### Problem to work on
Say how many lines contain the word "enumClass" and give no other text.
===
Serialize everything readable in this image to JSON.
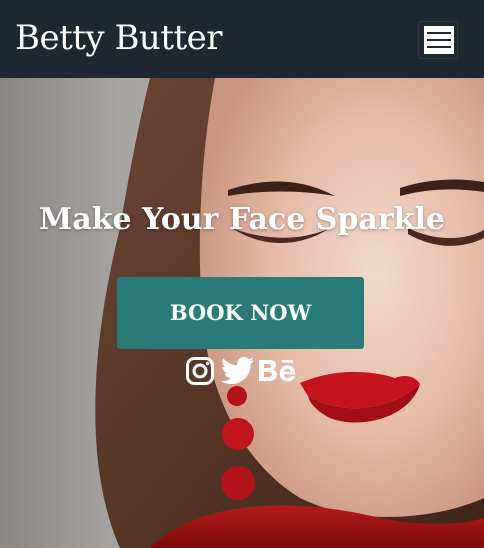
{
  "navbar": {
    "brand": "Betty Butter",
    "menu_icon": "hamburger-menu-icon"
  },
  "hero": {
    "headline": "Make Your Face Sparkle",
    "cta_label": "BOOK NOW",
    "background": "portrait-photo-red-lips",
    "social_icons": [
      "instagram-icon",
      "twitter-icon",
      "behance-icon"
    ]
  },
  "colors": {
    "navbar_bg": "#1f2730",
    "cta_bg": "#2a7b78",
    "text": "#ffffff"
  }
}
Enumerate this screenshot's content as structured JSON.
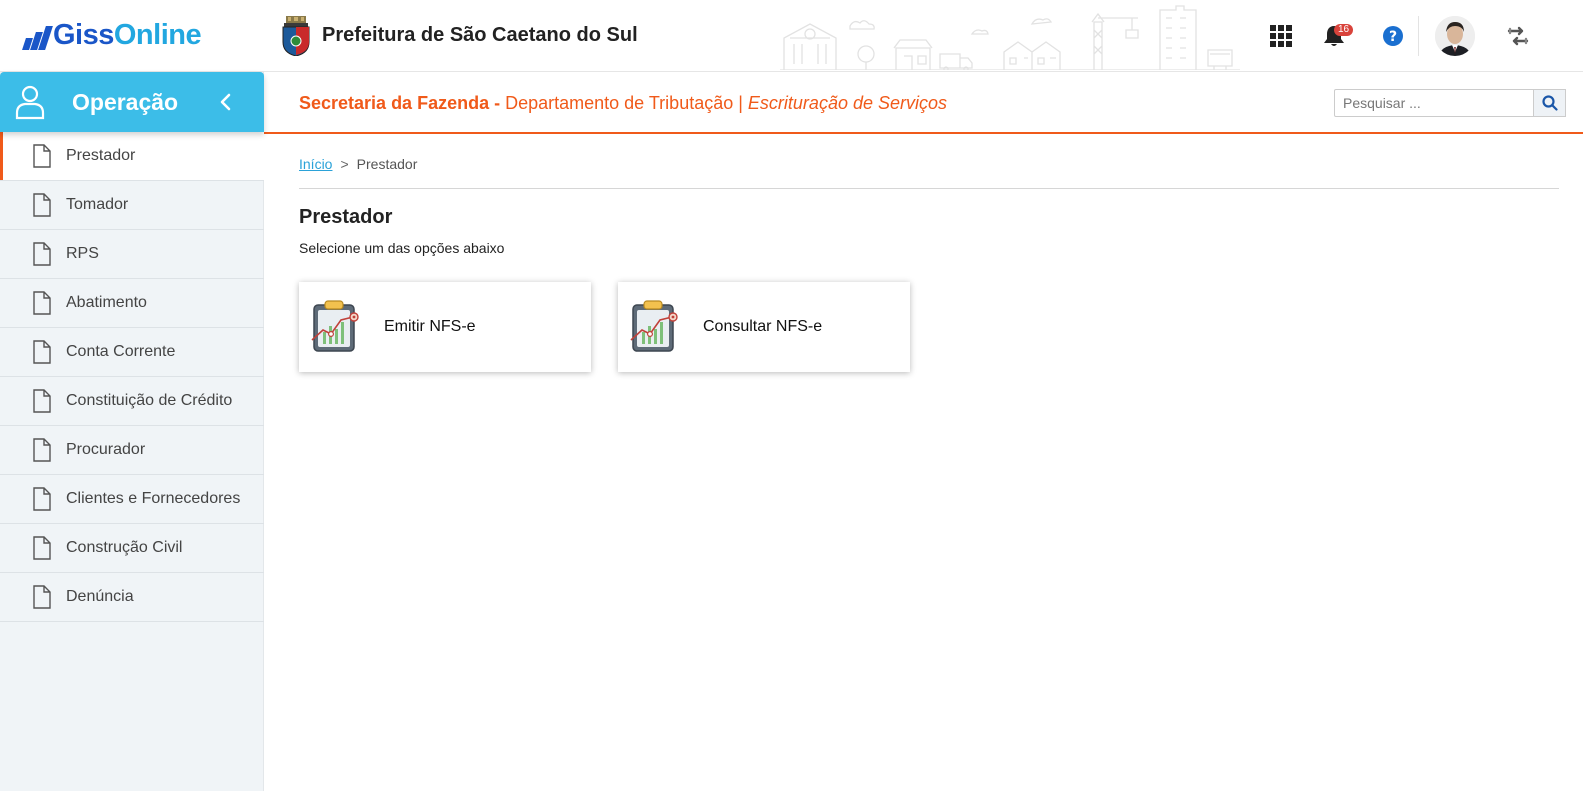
{
  "header": {
    "logo": {
      "part1": "Giss",
      "part2": "Online"
    },
    "city_title": "Prefeitura de São Caetano do Sul",
    "notifications_count": "16",
    "icons": [
      "apps-grid-icon",
      "bell-icon",
      "help-icon",
      "avatar",
      "switch-arrows-icon"
    ]
  },
  "sidebar": {
    "title": "Operação",
    "items": [
      {
        "label": "Prestador",
        "active": true
      },
      {
        "label": "Tomador"
      },
      {
        "label": "RPS"
      },
      {
        "label": "Abatimento"
      },
      {
        "label": "Conta Corrente"
      },
      {
        "label": "Constituição de Crédito"
      },
      {
        "label": "Procurador"
      },
      {
        "label": "Clientes e Fornecedores"
      },
      {
        "label": "Construção Civil"
      },
      {
        "label": "Denúncia"
      }
    ]
  },
  "subheader": {
    "secretaria": "Secretaria da Fazenda - ",
    "departamento": "Departamento de Tributação | ",
    "escrituracao": "Escrituração de Serviços",
    "search_placeholder": "Pesquisar ..."
  },
  "breadcrumb": {
    "home": "Início",
    "separator": ">",
    "current": "Prestador"
  },
  "main": {
    "title": "Prestador",
    "subtitle": "Selecione um das opções abaixo",
    "cards": [
      {
        "label": "Emitir NFS-e"
      },
      {
        "label": "Consultar NFS-e"
      }
    ]
  },
  "colors": {
    "accent_orange": "#f05a1a",
    "sidebar_header": "#3cbde8",
    "brand_blue": "#1a56c8",
    "badge_red": "#d9433b"
  }
}
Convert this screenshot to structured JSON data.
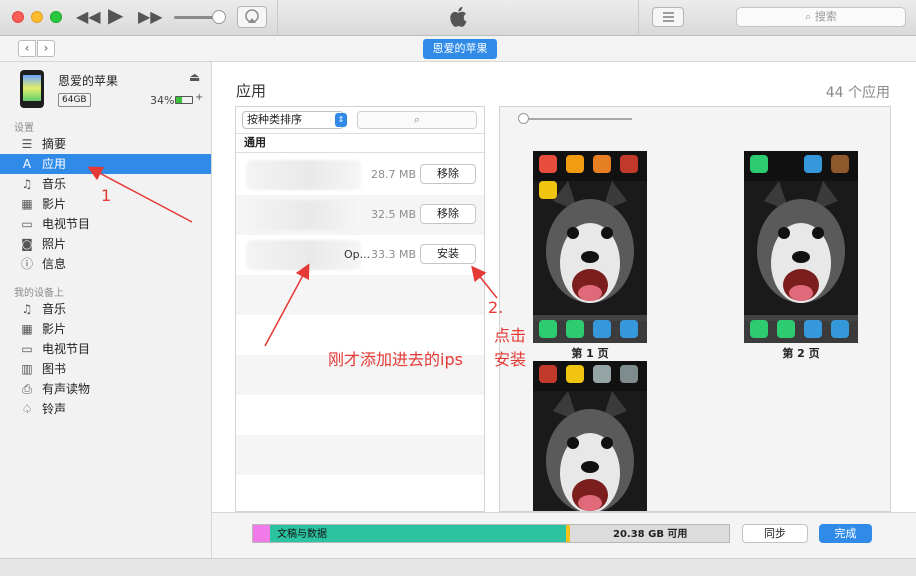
{
  "toolbar": {
    "search_placeholder": "搜索"
  },
  "navbar": {
    "device_pill": "恩爱的苹果"
  },
  "device": {
    "name": "恩爱的苹果",
    "capacity": "64GB",
    "battery": "34%"
  },
  "sidebar": {
    "settings_header": "设置",
    "settings_items": [
      {
        "label": "摘要",
        "icon": "list-icon",
        "glyph": "☰"
      },
      {
        "label": "应用",
        "icon": "app-store-icon",
        "glyph": "A",
        "selected": true
      },
      {
        "label": "音乐",
        "icon": "music-note-icon",
        "glyph": "♫"
      },
      {
        "label": "影片",
        "icon": "film-icon",
        "glyph": "▦"
      },
      {
        "label": "电视节目",
        "icon": "tv-icon",
        "glyph": "▭"
      },
      {
        "label": "照片",
        "icon": "camera-icon",
        "glyph": "◙"
      },
      {
        "label": "信息",
        "icon": "info-icon",
        "glyph": "ⓘ"
      }
    ],
    "on_device_header": "我的设备上",
    "on_device_items": [
      {
        "label": "音乐",
        "icon": "music-note-icon",
        "glyph": "♫"
      },
      {
        "label": "影片",
        "icon": "film-icon",
        "glyph": "▦"
      },
      {
        "label": "电视节目",
        "icon": "tv-icon",
        "glyph": "▭"
      },
      {
        "label": "图书",
        "icon": "book-icon",
        "glyph": "▥"
      },
      {
        "label": "有声读物",
        "icon": "audiobook-icon",
        "glyph": "⎙"
      },
      {
        "label": "铃声",
        "icon": "bell-icon",
        "glyph": "♤"
      }
    ]
  },
  "main": {
    "section_title": "应用",
    "app_count": "44 个应用",
    "sort_label": "按种类排序",
    "list_header": "通用",
    "apps": [
      {
        "name": "",
        "size": "28.7 MB",
        "action": "移除"
      },
      {
        "name": "",
        "size": "32.5 MB",
        "action": "移除"
      },
      {
        "name": "Op...",
        "size": "33.3 MB",
        "action": "安装"
      }
    ],
    "pages": [
      {
        "label": "第 1 页"
      },
      {
        "label": "第 2 页"
      },
      {
        "label": ""
      }
    ]
  },
  "storage": {
    "docs_label": "文稿与数据",
    "free_label": "20.38 GB 可用",
    "sync_label": "同步",
    "done_label": "完成",
    "colors": {
      "photos": "#f07ae8",
      "docs": "#2cc3a0",
      "other": "#f5c21b",
      "free": "#dcdcdc"
    }
  },
  "annotations": {
    "step1": "1",
    "step2_num": "2.",
    "step2_line1": "点击",
    "step2_line2": "安装",
    "note": "刚才添加进去的ips"
  }
}
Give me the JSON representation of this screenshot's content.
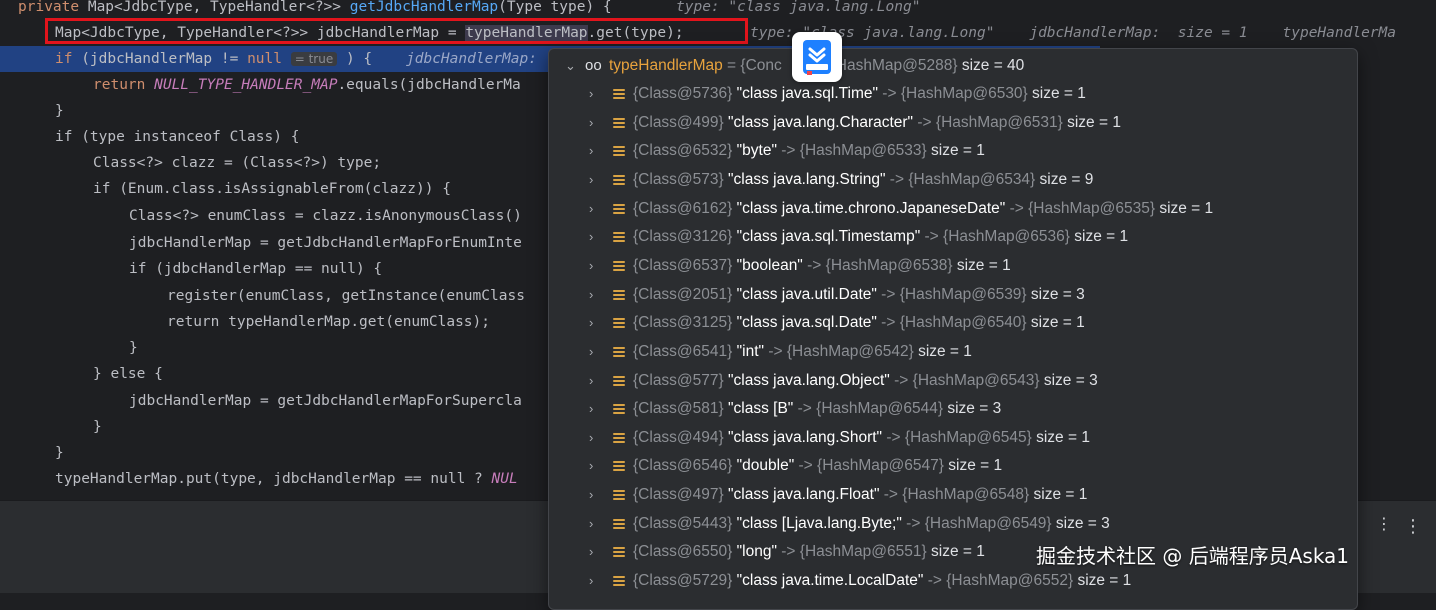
{
  "editor": {
    "line0": {
      "p1": "private ",
      "p2": "Map<JdbcType, TypeHandler<?>> ",
      "fn": "getJdbcHandlerMap",
      "p3": "(Type type) {",
      "hint": "type: \"class java.lang.Long\""
    },
    "line1": {
      "code_a": "Map<JdbcType, TypeHandler<?>> jdbcHandlerMap = ",
      "sel": "typeHandlerMap",
      "code_b": ".get(type);",
      "hint": "type: \"class java.lang.Long\"    jdbcHandlerMap:  size = 1    typeHandlerMa"
    },
    "line2": {
      "kw": "if",
      "code_a": " (jdbcHandlerMap != ",
      "kw2": "null",
      "badge": "= true",
      "code_b": " ) {",
      "hint": "jdbcHandlerMap:"
    },
    "line3": {
      "kw": "return ",
      "const": "NULL_TYPE_HANDLER_MAP",
      "code": ".equals(jdbcHandlerMa"
    },
    "line4": "}",
    "line5": "if (type instanceof Class) {",
    "line6": "Class<?> clazz = (Class<?>) type;",
    "line7": "if (Enum.class.isAssignableFrom(clazz)) {",
    "line8": "Class<?> enumClass = clazz.isAnonymousClass()",
    "line9": "jdbcHandlerMap = getJdbcHandlerMapForEnumInte",
    "line10": "if (jdbcHandlerMap == null) {",
    "line11": "register(enumClass, getInstance(enumClass",
    "line12": "return typeHandlerMap.get(enumClass);",
    "line13": "}",
    "line14": "} else {",
    "line15": "jdbcHandlerMap = getJdbcHandlerMapForSupercla",
    "line16": "}",
    "line17": "}",
    "line18": {
      "code": "typeHandlerMap.put(type, jdbcHandlerMap == null ? ",
      "tail": "NUL"
    }
  },
  "popup": {
    "root": {
      "name": "typeHandlerMap",
      "eq": " = ",
      "ref": "{Conc",
      "ref2": "HashMap@5288}",
      "size": "size = 40"
    },
    "rows": [
      {
        "cls": "{Class@5736}",
        "key": "\"class java.sql.Time\"",
        "map": "{HashMap@6530}",
        "size": "size = 1"
      },
      {
        "cls": "{Class@499}",
        "key": "\"class java.lang.Character\"",
        "map": "{HashMap@6531}",
        "size": "size = 1"
      },
      {
        "cls": "{Class@6532}",
        "key": "\"byte\"",
        "map": "{HashMap@6533}",
        "size": "size = 1"
      },
      {
        "cls": "{Class@573}",
        "key": "\"class java.lang.String\"",
        "map": "{HashMap@6534}",
        "size": "size = 9"
      },
      {
        "cls": "{Class@6162}",
        "key": "\"class java.time.chrono.JapaneseDate\"",
        "map": "{HashMap@6535}",
        "size": "size = 1"
      },
      {
        "cls": "{Class@3126}",
        "key": "\"class java.sql.Timestamp\"",
        "map": "{HashMap@6536}",
        "size": "size = 1"
      },
      {
        "cls": "{Class@6537}",
        "key": "\"boolean\"",
        "map": "{HashMap@6538}",
        "size": "size = 1"
      },
      {
        "cls": "{Class@2051}",
        "key": "\"class java.util.Date\"",
        "map": "{HashMap@6539}",
        "size": "size = 3"
      },
      {
        "cls": "{Class@3125}",
        "key": "\"class java.sql.Date\"",
        "map": "{HashMap@6540}",
        "size": "size = 1"
      },
      {
        "cls": "{Class@6541}",
        "key": "\"int\"",
        "map": "{HashMap@6542}",
        "size": "size = 1"
      },
      {
        "cls": "{Class@577}",
        "key": "\"class java.lang.Object\"",
        "map": "{HashMap@6543}",
        "size": "size = 3"
      },
      {
        "cls": "{Class@581}",
        "key": "\"class [B\"",
        "map": "{HashMap@6544}",
        "size": "size = 3"
      },
      {
        "cls": "{Class@494}",
        "key": "\"class java.lang.Short\"",
        "map": "{HashMap@6545}",
        "size": "size = 1"
      },
      {
        "cls": "{Class@6546}",
        "key": "\"double\"",
        "map": "{HashMap@6547}",
        "size": "size = 1"
      },
      {
        "cls": "{Class@497}",
        "key": "\"class java.lang.Float\"",
        "map": "{HashMap@6548}",
        "size": "size = 1"
      },
      {
        "cls": "{Class@5443}",
        "key": "\"class [Ljava.lang.Byte;\"",
        "map": "{HashMap@6549}",
        "size": "size = 3"
      },
      {
        "cls": "{Class@6550}",
        "key": "\"long\"",
        "map": "{HashMap@6551}",
        "size": "size = 1"
      },
      {
        "cls": "{Class@5729}",
        "key": "\"class java.time.LocalDate\"",
        "map": "{HashMap@6552}",
        "size": "size = 1"
      }
    ],
    "arrow": " -> "
  },
  "toolbar": {
    "more_icon": "⋮",
    "sep_icon": "⋮"
  },
  "watermark": "掘金技术社区 @ 后端程序员Aska1",
  "colors": {
    "accent_red": "#e2141c",
    "field_icon": "#d9a343",
    "selection": "#214283"
  }
}
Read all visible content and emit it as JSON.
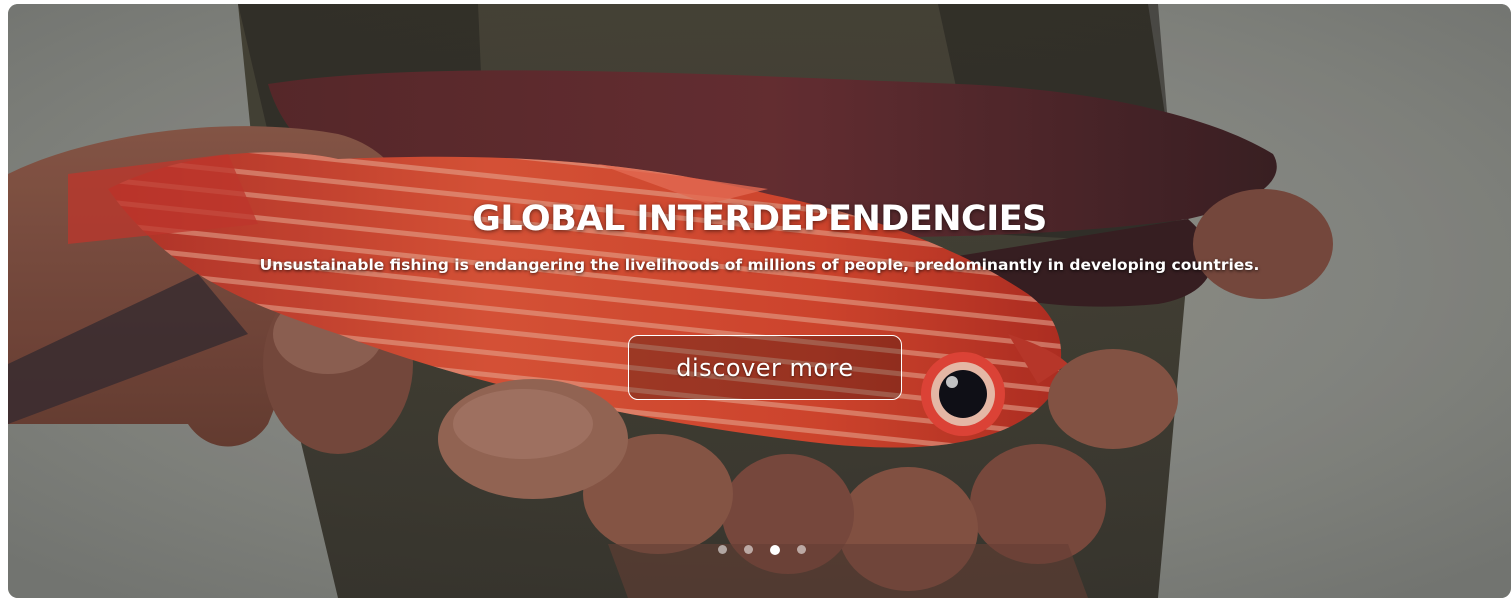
{
  "slide": {
    "title": "GLOBAL INTERDEPENDENCIES",
    "description": "Unsustainable fishing is endangering the livelihoods of millions of people, predominantly in developing countries.",
    "button_label": "discover more"
  },
  "carousel": {
    "slide_count": 4,
    "active_index": 2
  },
  "colors": {
    "text": "#ffffff",
    "fish_red": "#d8452e",
    "dark_fish": "#4b2a2d",
    "background_grey": "#8f9189"
  },
  "icons": [
    "carousel-dot-icon"
  ]
}
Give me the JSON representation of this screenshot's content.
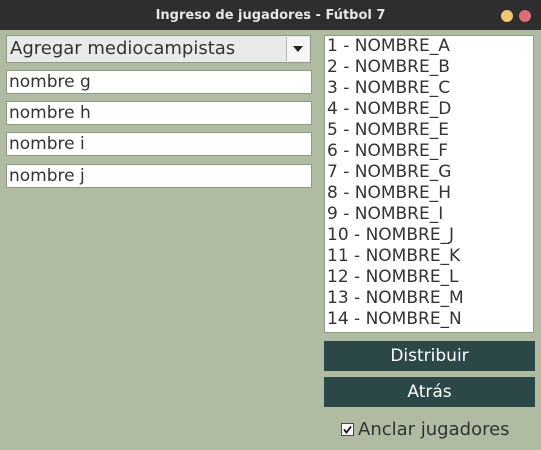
{
  "window": {
    "title": "Ingreso de jugadores - Fútbol 7"
  },
  "position_select": {
    "selected": "Agregar mediocampistas"
  },
  "name_fields": [
    {
      "value": "nombre g"
    },
    {
      "value": "nombre h"
    },
    {
      "value": "nombre i"
    },
    {
      "value": "nombre j"
    }
  ],
  "players_list": [
    "1 - NOMBRE_A",
    "2 - NOMBRE_B",
    "3 - NOMBRE_C",
    "4 - NOMBRE_D",
    "5 - NOMBRE_E",
    "6 - NOMBRE_F",
    "7 - NOMBRE_G",
    "8 - NOMBRE_H",
    "9 - NOMBRE_I",
    "10 - NOMBRE_J",
    "11 - NOMBRE_K",
    "12 - NOMBRE_L",
    "13 - NOMBRE_M",
    "14 - NOMBRE_N"
  ],
  "buttons": {
    "distribuir": "Distribuir",
    "atras": "Atrás"
  },
  "anchor_checkbox": {
    "label": "Anclar jugadores",
    "checked": true
  },
  "colors": {
    "background": "#b0bca2",
    "button": "#2b4747",
    "titlebar": "#2e2e2e"
  }
}
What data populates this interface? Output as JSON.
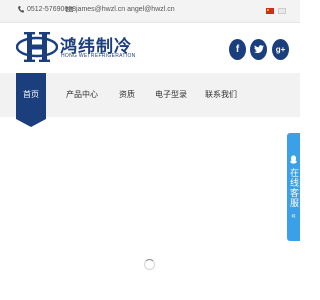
{
  "topbar": {
    "phone": "0512-57690688",
    "email": "james@hwzl.cn angel@hwzl.cn",
    "languages": [
      "cn-flag",
      "en-flag"
    ]
  },
  "brand": {
    "name_cn": "鸿纬制冷",
    "name_en": "HONG WEI REFRIGERATION",
    "color": "#1b3e7d"
  },
  "social": {
    "facebook": "f",
    "twitter": "t",
    "googleplus": "g+"
  },
  "nav": {
    "items": [
      {
        "label": "首页"
      },
      {
        "label": "产品中心"
      },
      {
        "label": "资质"
      },
      {
        "label": "电子型录"
      },
      {
        "label": "联系我们"
      }
    ]
  },
  "service": {
    "label": "在线客服",
    "arrow": "«",
    "color": "#3aa0e8"
  }
}
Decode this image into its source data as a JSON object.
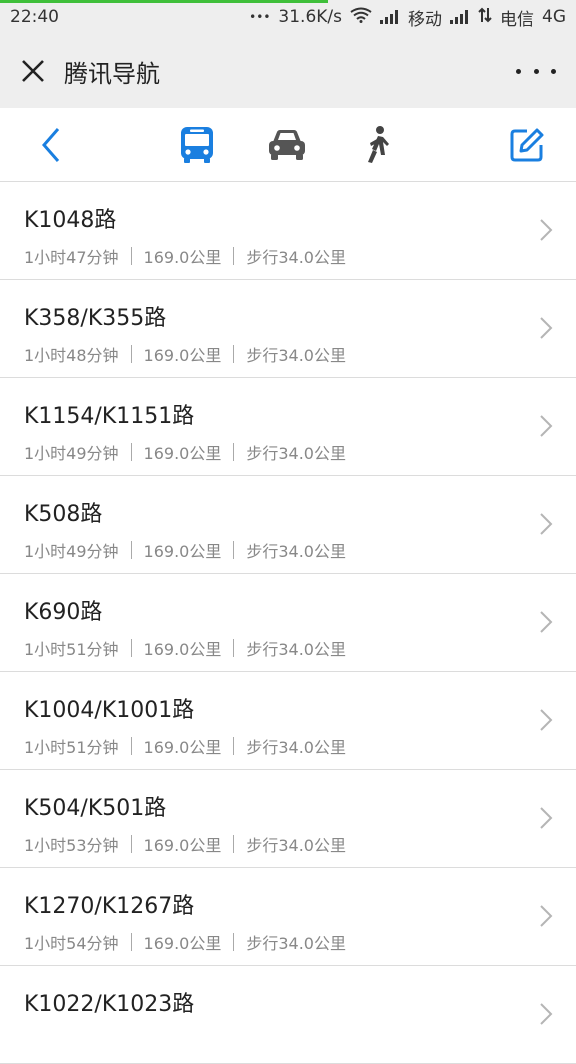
===
### Output of the task
3